▸ **DOCUMENT EXCERPT**
╭──
LinuxLists.cc - 2.6.11, IDE: Strange scheduling behaviour: high-pri RT process not scheduled?

2005-03-30 11:53:40

Subject: 2.6.11, IDE: Strange scheduling behaviour: high-pri RT process not scheduled?

I've written a small test program which enables periodic RTC interrupts
at 8192 Hz and then goes into a loop reading /dev/rtc and collecting
timing statistics (using the rdtscl macro).

The program runs at highest realtime scheduling priority (99) with
memory
locked. In the loop, it doesn't do any I/O except for /dev/rtc reads, no

memory allocations, nothing which could block or take time:

rdtscl(old);

for (i = 0; i < SAMPLES; ++i) {
if (read(fd, &rtcval, sizeof (unsigned long)) != sizeof (unsigned
long)) {
fprintf(stderr, "%s: reading rtc data failed: %s\n", argv[0],
strerror(errno));
exit(1);
}
rtcval >>= 8;
--rtcval;
if (rtcval >= INTERRUPTS)
++intr[INTERRUPTS];
else
++intr[rtcval];

rdtscl(new);
delta = new - old;
delta /= RESOLUTION;
if (delta >= INTERVALS)
╰──
▸ **DATA IN THIS EXERCISE**
╭──
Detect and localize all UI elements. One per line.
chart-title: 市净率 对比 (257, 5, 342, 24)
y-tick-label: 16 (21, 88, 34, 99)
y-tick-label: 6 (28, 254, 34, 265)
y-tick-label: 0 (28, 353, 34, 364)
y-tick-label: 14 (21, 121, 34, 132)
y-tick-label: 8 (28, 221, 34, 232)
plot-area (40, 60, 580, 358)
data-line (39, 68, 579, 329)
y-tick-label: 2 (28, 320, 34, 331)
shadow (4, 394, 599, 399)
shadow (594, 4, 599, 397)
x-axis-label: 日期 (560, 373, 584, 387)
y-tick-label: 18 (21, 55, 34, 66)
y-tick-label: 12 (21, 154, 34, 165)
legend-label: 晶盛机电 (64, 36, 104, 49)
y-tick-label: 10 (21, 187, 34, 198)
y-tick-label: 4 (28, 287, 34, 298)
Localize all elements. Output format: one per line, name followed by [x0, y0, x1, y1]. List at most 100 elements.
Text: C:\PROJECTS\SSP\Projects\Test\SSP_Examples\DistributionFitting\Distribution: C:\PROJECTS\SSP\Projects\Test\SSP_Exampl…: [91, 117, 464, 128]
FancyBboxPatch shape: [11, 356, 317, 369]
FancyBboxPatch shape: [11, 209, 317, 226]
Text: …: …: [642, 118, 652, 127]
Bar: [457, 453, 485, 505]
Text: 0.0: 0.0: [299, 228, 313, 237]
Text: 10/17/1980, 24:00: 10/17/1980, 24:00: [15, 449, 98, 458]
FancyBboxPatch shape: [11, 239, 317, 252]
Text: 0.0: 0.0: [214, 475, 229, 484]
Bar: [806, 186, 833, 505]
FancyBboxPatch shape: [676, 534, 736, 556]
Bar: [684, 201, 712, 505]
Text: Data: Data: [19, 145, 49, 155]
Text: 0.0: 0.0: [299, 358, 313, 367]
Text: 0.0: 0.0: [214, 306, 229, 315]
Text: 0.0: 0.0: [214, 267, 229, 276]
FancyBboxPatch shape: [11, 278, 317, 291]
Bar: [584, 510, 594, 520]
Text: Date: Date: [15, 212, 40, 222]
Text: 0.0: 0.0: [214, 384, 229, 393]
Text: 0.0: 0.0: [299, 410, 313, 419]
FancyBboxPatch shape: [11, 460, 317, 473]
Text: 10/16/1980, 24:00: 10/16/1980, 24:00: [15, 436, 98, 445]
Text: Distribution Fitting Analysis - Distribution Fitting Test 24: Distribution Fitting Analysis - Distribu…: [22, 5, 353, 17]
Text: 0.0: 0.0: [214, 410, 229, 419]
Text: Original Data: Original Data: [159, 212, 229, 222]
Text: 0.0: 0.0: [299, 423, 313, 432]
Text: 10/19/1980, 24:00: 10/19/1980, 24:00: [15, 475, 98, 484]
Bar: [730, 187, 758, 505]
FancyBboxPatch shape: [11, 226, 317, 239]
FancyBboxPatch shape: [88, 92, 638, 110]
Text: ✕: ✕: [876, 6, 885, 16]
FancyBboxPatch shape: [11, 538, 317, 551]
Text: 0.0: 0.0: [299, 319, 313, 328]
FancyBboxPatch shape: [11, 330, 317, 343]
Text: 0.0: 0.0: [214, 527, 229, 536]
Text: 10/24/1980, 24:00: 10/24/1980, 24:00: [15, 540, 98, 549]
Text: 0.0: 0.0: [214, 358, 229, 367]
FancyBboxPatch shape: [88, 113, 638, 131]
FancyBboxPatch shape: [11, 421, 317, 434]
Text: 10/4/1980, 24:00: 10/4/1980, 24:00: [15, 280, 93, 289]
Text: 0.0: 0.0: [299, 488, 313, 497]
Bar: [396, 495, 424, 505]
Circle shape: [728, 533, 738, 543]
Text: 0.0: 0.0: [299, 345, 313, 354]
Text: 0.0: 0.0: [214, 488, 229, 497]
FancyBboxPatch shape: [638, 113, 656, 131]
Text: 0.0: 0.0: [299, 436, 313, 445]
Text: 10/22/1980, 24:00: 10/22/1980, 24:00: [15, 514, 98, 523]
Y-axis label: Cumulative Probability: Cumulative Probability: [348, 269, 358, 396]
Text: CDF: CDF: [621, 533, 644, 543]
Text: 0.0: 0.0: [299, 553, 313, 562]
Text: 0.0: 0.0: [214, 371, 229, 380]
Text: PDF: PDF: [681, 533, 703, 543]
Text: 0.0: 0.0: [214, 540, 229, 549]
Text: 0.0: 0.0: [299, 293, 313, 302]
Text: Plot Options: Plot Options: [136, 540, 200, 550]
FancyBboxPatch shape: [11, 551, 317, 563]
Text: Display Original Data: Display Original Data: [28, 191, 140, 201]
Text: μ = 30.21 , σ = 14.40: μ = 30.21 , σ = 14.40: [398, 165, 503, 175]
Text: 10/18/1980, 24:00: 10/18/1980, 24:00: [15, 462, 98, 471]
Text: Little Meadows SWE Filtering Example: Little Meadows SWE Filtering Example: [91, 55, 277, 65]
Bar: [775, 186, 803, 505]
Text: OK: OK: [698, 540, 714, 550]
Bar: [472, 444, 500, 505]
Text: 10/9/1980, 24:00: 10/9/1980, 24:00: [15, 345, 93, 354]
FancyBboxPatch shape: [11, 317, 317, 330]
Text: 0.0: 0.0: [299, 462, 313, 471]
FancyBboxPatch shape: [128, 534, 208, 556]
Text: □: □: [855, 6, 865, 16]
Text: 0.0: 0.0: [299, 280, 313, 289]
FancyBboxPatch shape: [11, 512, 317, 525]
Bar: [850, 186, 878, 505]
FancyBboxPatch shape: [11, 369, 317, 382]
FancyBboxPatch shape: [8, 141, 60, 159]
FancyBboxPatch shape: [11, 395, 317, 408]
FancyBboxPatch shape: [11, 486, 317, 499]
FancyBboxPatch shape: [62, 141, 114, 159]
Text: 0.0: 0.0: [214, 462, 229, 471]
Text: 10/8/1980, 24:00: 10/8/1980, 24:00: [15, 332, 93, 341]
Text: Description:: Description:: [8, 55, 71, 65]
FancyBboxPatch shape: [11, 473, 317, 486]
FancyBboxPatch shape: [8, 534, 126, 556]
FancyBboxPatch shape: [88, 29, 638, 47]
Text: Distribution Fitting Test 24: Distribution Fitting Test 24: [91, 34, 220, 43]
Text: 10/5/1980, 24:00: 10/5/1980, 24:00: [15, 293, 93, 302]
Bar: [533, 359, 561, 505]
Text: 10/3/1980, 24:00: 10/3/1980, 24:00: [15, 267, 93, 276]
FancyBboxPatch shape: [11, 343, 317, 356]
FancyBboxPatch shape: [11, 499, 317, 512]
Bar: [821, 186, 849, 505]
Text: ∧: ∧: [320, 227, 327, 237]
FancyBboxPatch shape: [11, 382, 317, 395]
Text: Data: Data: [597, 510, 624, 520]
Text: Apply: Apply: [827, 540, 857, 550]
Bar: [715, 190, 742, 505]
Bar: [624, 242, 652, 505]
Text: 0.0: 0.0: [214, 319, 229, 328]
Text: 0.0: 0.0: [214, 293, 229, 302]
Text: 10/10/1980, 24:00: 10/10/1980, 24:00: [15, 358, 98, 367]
╰──
▸ **WRITTEN EXERCISE A**
Rewrite the rows from the first one through the line containing "y-tick-label: 18 (21, 55, 34, 66)", swapping each "shadow" for "drop-shadow" and leaving everything else unchanged. Return only those lines.
▸ **WRITTEN EXERCISE B**
Continue the forum post about the realtime scheduling test program from the point where it stops.

▸ **WRITTEN REPLY A**
Detect and localize all UI elements. One per line.
chart-title: 市净率 对比 (257, 5, 342, 24)
y-tick-label: 16 (21, 88, 34, 99)
y-tick-label: 6 (28, 254, 34, 265)
y-tick-label: 0 (28, 353, 34, 364)
y-tick-label: 14 (21, 121, 34, 132)
y-tick-label: 8 (28, 221, 34, 232)
plot-area (40, 60, 580, 358)
data-line (39, 68, 579, 329)
y-tick-label: 2 (28, 320, 34, 331)
drop-shadow (4, 394, 599, 399)
drop-shadow (594, 4, 599, 397)
x-axis-label: 日期 (560, 373, 584, 387)
y-tick-label: 18 (21, 55, 34, 66)

▸ **WRITTEN REPLY B**
++cnt[INTERVALS];
else
++cnt[delta];

old = new;
}

The test system runs a 2.6.11 kernel (no SMP) on a Pentium3 500 MHz
embedded hardware. All filesystems are on a CF Card connected to the
primary IDE controller (intel 440BX chipset) in PIO mode 2. The CF
card can transfer up to 2 MB/s.
There are 192 MB RAM, most of it free.
The system is configured without swap space.

As long as the system is idle otherwise, my program works as expected:
Most of the time, after an rtc interrupt the program gets the data from
/dev/rtc within less than 50 microseconds.

Even with the test program running (which causes >16000 context switches

per second), vmstat shows more than 95 % idle CPU. Hence, the CPU needed

by the rtc irq handler and the test program is minimal.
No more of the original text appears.